Required work> Are you able to retype all the records below exactly?

(Stored items from a collection)

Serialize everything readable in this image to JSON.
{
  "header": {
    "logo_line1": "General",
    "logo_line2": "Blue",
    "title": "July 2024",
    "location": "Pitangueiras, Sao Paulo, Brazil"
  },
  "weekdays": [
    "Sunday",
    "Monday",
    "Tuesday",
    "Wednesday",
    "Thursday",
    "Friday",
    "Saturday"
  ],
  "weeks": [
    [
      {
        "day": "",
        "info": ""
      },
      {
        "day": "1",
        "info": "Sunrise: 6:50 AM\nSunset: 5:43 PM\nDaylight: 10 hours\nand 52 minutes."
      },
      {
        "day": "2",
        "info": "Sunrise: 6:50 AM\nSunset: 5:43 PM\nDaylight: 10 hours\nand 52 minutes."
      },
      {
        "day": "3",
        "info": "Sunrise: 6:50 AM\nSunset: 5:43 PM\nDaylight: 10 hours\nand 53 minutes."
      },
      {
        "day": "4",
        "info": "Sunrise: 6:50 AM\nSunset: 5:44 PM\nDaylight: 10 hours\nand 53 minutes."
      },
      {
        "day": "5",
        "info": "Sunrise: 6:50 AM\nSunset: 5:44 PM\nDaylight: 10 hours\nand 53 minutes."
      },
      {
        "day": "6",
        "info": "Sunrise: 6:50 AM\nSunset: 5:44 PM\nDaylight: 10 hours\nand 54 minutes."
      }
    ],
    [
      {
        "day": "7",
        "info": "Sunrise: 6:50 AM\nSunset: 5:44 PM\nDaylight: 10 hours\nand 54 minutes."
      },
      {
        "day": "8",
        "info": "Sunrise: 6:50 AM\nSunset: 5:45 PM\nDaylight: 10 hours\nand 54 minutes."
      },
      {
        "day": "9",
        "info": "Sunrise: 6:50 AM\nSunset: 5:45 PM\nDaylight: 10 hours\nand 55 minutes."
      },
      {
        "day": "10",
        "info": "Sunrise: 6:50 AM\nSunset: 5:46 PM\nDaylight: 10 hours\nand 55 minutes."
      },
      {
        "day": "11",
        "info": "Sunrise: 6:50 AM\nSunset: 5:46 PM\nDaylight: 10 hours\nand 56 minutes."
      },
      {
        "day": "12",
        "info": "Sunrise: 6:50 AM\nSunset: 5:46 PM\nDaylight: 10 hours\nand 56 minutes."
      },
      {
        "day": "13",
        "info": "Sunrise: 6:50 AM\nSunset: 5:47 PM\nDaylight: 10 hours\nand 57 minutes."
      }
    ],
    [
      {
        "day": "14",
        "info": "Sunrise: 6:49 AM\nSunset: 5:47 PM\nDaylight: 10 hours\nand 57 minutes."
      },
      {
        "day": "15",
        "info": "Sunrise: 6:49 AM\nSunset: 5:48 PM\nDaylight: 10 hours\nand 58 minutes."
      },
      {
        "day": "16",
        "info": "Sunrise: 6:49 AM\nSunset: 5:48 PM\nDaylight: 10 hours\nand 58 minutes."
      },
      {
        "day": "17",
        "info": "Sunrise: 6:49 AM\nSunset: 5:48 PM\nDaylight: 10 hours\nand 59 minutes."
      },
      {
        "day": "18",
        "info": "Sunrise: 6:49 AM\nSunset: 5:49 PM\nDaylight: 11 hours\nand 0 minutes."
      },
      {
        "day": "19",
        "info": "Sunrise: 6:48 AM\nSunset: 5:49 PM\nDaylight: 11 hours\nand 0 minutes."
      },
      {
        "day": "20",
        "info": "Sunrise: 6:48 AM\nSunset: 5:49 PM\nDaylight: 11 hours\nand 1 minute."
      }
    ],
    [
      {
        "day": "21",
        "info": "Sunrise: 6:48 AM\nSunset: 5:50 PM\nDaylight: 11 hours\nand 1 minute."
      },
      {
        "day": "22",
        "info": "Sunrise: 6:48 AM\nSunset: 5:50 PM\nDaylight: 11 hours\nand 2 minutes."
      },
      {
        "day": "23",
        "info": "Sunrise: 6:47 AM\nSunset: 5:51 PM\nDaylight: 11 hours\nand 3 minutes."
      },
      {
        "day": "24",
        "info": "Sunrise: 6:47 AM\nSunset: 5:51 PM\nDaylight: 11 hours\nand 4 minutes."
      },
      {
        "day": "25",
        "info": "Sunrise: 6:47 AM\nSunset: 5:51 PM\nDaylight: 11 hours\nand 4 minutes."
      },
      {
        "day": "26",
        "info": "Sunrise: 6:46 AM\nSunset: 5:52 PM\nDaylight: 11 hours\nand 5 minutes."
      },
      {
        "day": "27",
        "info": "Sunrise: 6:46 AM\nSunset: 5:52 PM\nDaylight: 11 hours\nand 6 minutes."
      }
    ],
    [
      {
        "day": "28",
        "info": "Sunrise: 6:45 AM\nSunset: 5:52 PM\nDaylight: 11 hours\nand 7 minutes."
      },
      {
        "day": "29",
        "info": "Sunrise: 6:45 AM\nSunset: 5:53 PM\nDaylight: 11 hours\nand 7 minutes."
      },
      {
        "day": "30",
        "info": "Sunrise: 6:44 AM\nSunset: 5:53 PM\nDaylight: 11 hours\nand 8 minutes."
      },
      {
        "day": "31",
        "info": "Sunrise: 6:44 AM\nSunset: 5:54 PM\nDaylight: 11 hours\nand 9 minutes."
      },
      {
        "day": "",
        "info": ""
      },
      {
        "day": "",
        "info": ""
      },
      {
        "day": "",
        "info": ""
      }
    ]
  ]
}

The response>
Serialize everything readable in this image to JSON.
{
  "header": {
    "logo_line1": "General",
    "logo_line2": "Blue",
    "title": "July 2024",
    "location": "Pitangueiras, Sao Paulo, Brazil"
  },
  "weekdays": [
    "Sunday",
    "Monday",
    "Tuesday",
    "Wednesday",
    "Thursday",
    "Friday",
    "Saturday"
  ],
  "weeks": [
    [
      {
        "day": "",
        "info": ""
      },
      {
        "day": "1",
        "info": "Sunrise: 6:50 AM\nSunset: 5:43 PM\nDaylight: 10 hours\nand 52 minutes."
      },
      {
        "day": "2",
        "info": "Sunrise: 6:50 AM\nSunset: 5:43 PM\nDaylight: 10 hours\nand 52 minutes."
      },
      {
        "day": "3",
        "info": "Sunrise: 6:50 AM\nSunset: 5:43 PM\nDaylight: 10 hours\nand 53 minutes."
      },
      {
        "day": "4",
        "info": "Sunrise: 6:50 AM\nSunset: 5:44 PM\nDaylight: 10 hours\nand 53 minutes."
      },
      {
        "day": "5",
        "info": "Sunrise: 6:50 AM\nSunset: 5:44 PM\nDaylight: 10 hours\nand 53 minutes."
      },
      {
        "day": "6",
        "info": "Sunrise: 6:50 AM\nSunset: 5:44 PM\nDaylight: 10 hours\nand 54 minutes."
      }
    ],
    [
      {
        "day": "7",
        "info": "Sunrise: 6:50 AM\nSunset: 5:44 PM\nDaylight: 10 hours\nand 54 minutes."
      },
      {
        "day": "8",
        "info": "Sunrise: 6:50 AM\nSunset: 5:45 PM\nDaylight: 10 hours\nand 54 minutes."
      },
      {
        "day": "9",
        "info": "Sunrise: 6:50 AM\nSunset: 5:45 PM\nDaylight: 10 hours\nand 55 minutes."
      },
      {
        "day": "10",
        "info": "Sunrise: 6:50 AM\nSunset: 5:46 PM\nDaylight: 10 hours\nand 55 minutes."
      },
      {
        "day": "11",
        "info": "Sunrise: 6:50 AM\nSunset: 5:46 PM\nDaylight: 10 hours\nand 56 minutes."
      },
      {
        "day": "12",
        "info": "Sunrise: 6:50 AM\nSunset: 5:46 PM\nDaylight: 10 hours\nand 56 minutes."
      },
      {
        "day": "13",
        "info": "Sunrise: 6:50 AM\nSunset: 5:47 PM\nDaylight: 10 hours\nand 57 minutes."
      }
    ],
    [
      {
        "day": "14",
        "info": "Sunrise: 6:49 AM\nSunset: 5:47 PM\nDaylight: 10 hours\nand 57 minutes."
      },
      {
        "day": "15",
        "info": "Sunrise: 6:49 AM\nSunset: 5:48 PM\nDaylight: 10 hours\nand 58 minutes."
      },
      {
        "day": "16",
        "info": "Sunrise: 6:49 AM\nSunset: 5:48 PM\nDaylight: 10 hours\nand 58 minutes."
      },
      {
        "day": "17",
        "info": "Sunrise: 6:49 AM\nSunset: 5:48 PM\nDaylight: 10 hours\nand 59 minutes."
      },
      {
        "day": "18",
        "info": "Sunrise: 6:49 AM\nSunset: 5:49 PM\nDaylight: 11 hours\nand 0 minutes."
      },
      {
        "day": "19",
        "info": "Sunrise: 6:48 AM\nSunset: 5:49 PM\nDaylight: 11 hours\nand 0 minutes."
      },
      {
        "day": "20",
        "info": "Sunrise: 6:48 AM\nSunset: 5:49 PM\nDaylight: 11 hours\nand 1 minute."
      }
    ],
    [
      {
        "day": "21",
        "info": "Sunrise: 6:48 AM\nSunset: 5:50 PM\nDaylight: 11 hours\nand 1 minute."
      },
      {
        "day": "22",
        "info": "Sunrise: 6:48 AM\nSunset: 5:50 PM\nDaylight: 11 hours\nand 2 minutes."
      },
      {
        "day": "23",
        "info": "Sunrise: 6:47 AM\nSunset: 5:51 PM\nDaylight: 11 hours\nand 3 minutes."
      },
      {
        "day": "24",
        "info": "Sunrise: 6:47 AM\nSunset: 5:51 PM\nDaylight: 11 hours\nand 4 minutes."
      },
      {
        "day": "25",
        "info": "Sunrise: 6:47 AM\nSunset: 5:51 PM\nDaylight: 11 hours\nand 4 minutes."
      },
      {
        "day": "26",
        "info": "Sunrise: 6:46 AM\nSunset: 5:52 PM\nDaylight: 11 hours\nand 5 minutes."
      },
      {
        "day": "27",
        "info": "Sunrise: 6:46 AM\nSunset: 5:52 PM\nDaylight: 11 hours\nand 6 minutes."
      }
    ],
    [
      {
        "day": "28",
        "info": "Sunrise: 6:45 AM\nSunset: 5:52 PM\nDaylight: 11 hours\nand 7 minutes."
      },
      {
        "day": "29",
        "info": "Sunrise: 6:45 AM\nSunset: 5:53 PM\nDaylight: 11 hours\nand 7 minutes."
      },
      {
        "day": "30",
        "info": "Sunrise: 6:44 AM\nSunset: 5:53 PM\nDaylight: 11 hours\nand 8 minutes."
      },
      {
        "day": "31",
        "info": "Sunrise: 6:44 AM\nSunset: 5:54 PM\nDaylight: 11 hours\nand 9 minutes."
      },
      {
        "day": "",
        "info": ""
      },
      {
        "day": "",
        "info": ""
      },
      {
        "day": "",
        "info": ""
      }
    ]
  ]
}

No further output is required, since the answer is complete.